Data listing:
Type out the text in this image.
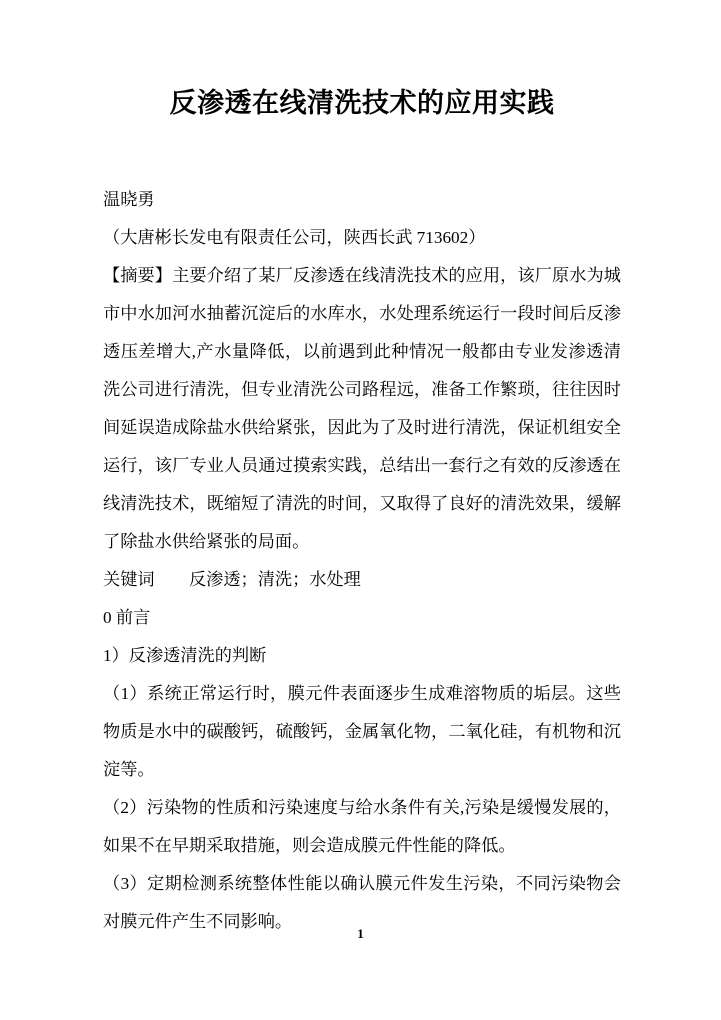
反渗透在线清洗技术的应用实践

温晓勇

（大唐彬长发电有限责任公司，陕西长武 713602）

【摘要】主要介绍了某厂反渗透在线清洗技术的应用，该厂原水为城市中水加河水抽蓄沉淀后的水库水，水处理系统运行一段时间后反渗透压差增大,产水量降低，以前遇到此种情况一般都由专业发渗透清洗公司进行清洗，但专业清洗公司路程远，准备工作繁琐，往往因时间延误造成除盐水供给紧张，因此为了及时进行清洗，保证机组安全运行，该厂专业人员通过摸索实践，总结出一套行之有效的反渗透在线清洗技术，既缩短了清洗的时间，又取得了良好的清洗效果，缓解了除盐水供给紧张的局面。

关键词　　反渗透；清洗；水处理

0 前言

1）反渗透清洗的判断

（1）系统正常运行时，膜元件表面逐步生成难溶物质的垢层。这些物质是水中的碳酸钙，硫酸钙，金属氧化物，二氧化硅，有机物和沉淀等。

（2）污染物的性质和污染速度与给水条件有关,污染是缓慢发展的，如果不在早期采取措施，则会造成膜元件性能的降低。

（3）定期检测系统整体性能以确认膜元件发生污染，不同污染物会对膜元件产生不同影响。

1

#### [Task details]
Replicate the material above verbatim; images stay out of the copy.

#### [Solution to this exercise]
Type out the text in this image.
反渗透在线清洗技术的应用实践

温晓勇

（大唐彬长发电有限责任公司，陕西长武 713602）

【摘要】主要介绍了某厂反渗透在线清洗技术的应用，该厂原水为城市中水加河水抽蓄沉淀后的水库水，水处理系统运行一段时间后反渗透压差增大,产水量降低，以前遇到此种情况一般都由专业发渗透清洗公司进行清洗，但专业清洗公司路程远，准备工作繁琐，往往因时间延误造成除盐水供给紧张，因此为了及时进行清洗，保证机组安全运行，该厂专业人员通过摸索实践，总结出一套行之有效的反渗透在线清洗技术，既缩短了清洗的时间，又取得了良好的清洗效果，缓解了除盐水供给紧张的局面。

关键词　　反渗透；清洗；水处理

0 前言

1）反渗透清洗的判断

（1）系统正常运行时，膜元件表面逐步生成难溶物质的垢层。这些物质是水中的碳酸钙，硫酸钙，金属氧化物，二氧化硅，有机物和沉淀等。

（2）污染物的性质和污染速度与给水条件有关,污染是缓慢发展的，如果不在早期采取措施，则会造成膜元件性能的降低。

（3）定期检测系统整体性能以确认膜元件发生污染，不同污染物会对膜元件产生不同影响。

1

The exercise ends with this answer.